- [What you have to do] Look through the listing below and report how many lines contain "足底附着处痛", as a bare number.

- [Excerpted data]

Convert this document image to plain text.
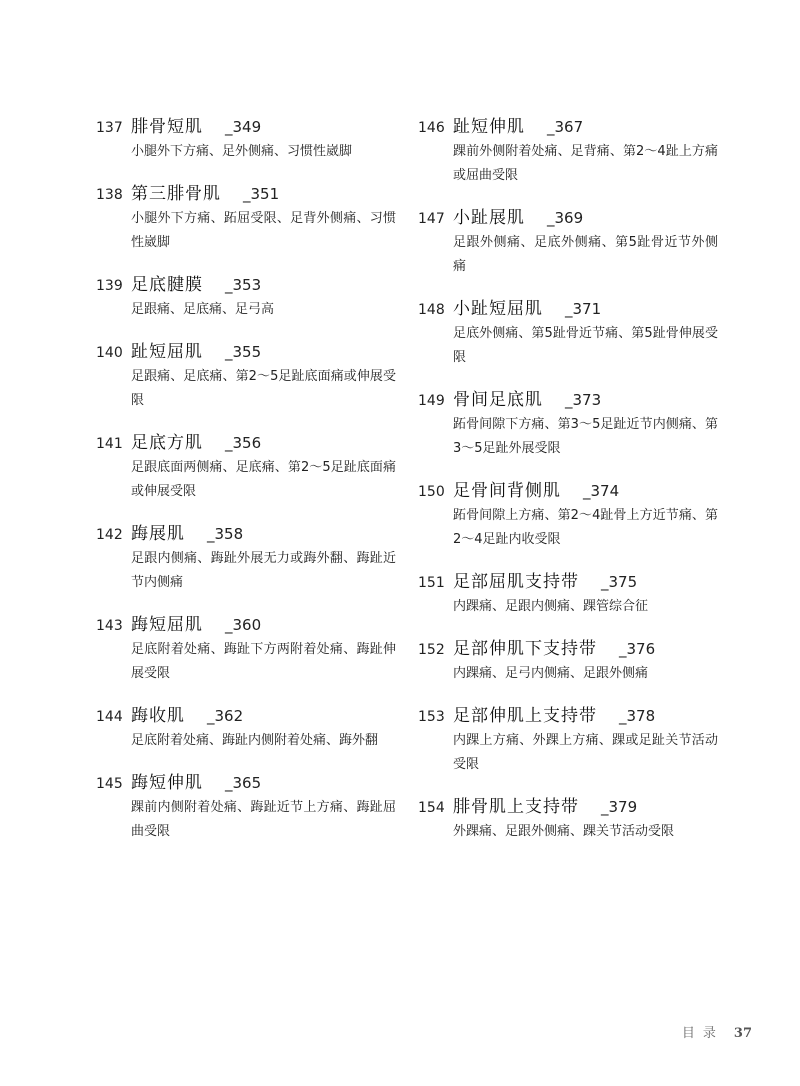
137 腓骨短肌 _349
小腿外下方痛、足外侧痛、习惯性崴脚
138 第三腓骨肌 _351
小腿外下方痛、跖屈受限、足背外侧痛、习惯性崴脚
139 足底腱膜 _353
足跟痛、足底痛、足弓高
140 趾短屈肌 _355
足跟痛、足底痛、第2～5足趾底面痛或伸展受限
141 足底方肌 _356
足跟底面两侧痛、足底痛、第2～5足趾底面痛或伸展受限
142 踇展肌 _358
足跟内侧痛、踇趾外展无力或踇外翻、踇趾近节内侧痛
143 踇短屈肌 _360
足底附着处痛、踇趾下方两附着处痛、踇趾伸展受限
144 踇收肌 _362
足底附着处痛、踇趾内侧附着处痛、踇外翻
145 踇短伸肌 _365
踝前内侧附着处痛、踇趾近节上方痛、踇趾屈曲受限
146 趾短伸肌 _367
踝前外侧附着处痛、足背痛、第2～4趾上方痛或屈曲受限
147 小趾展肌 _369
足跟外侧痛、足底外侧痛、第5趾骨近节外侧痛
148 小趾短屈肌 _371
足底外侧痛、第5趾骨近节痛、第5趾骨伸展受限
149 骨间足底肌 _373
跖骨间隙下方痛、第3～5足趾近节内侧痛、第3～5足趾外展受限
150 足骨间背侧肌 _374
跖骨间隙上方痛、第2～4趾骨上方近节痛、第2～4足趾内收受限
151 足部屈肌支持带 _375
内踝痛、足跟内侧痛、踝管综合征
152 足部伸肌下支持带 _376
内踝痛、足弓内侧痛、足跟外侧痛
153 足部伸肌上支持带 _378
内踝上方痛、外踝上方痛、踝或足趾关节活动受限
154 腓骨肌上支持带 _379
外踝痛、足跟外侧痛、踝关节活动受限
目录 37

- [Written response] 2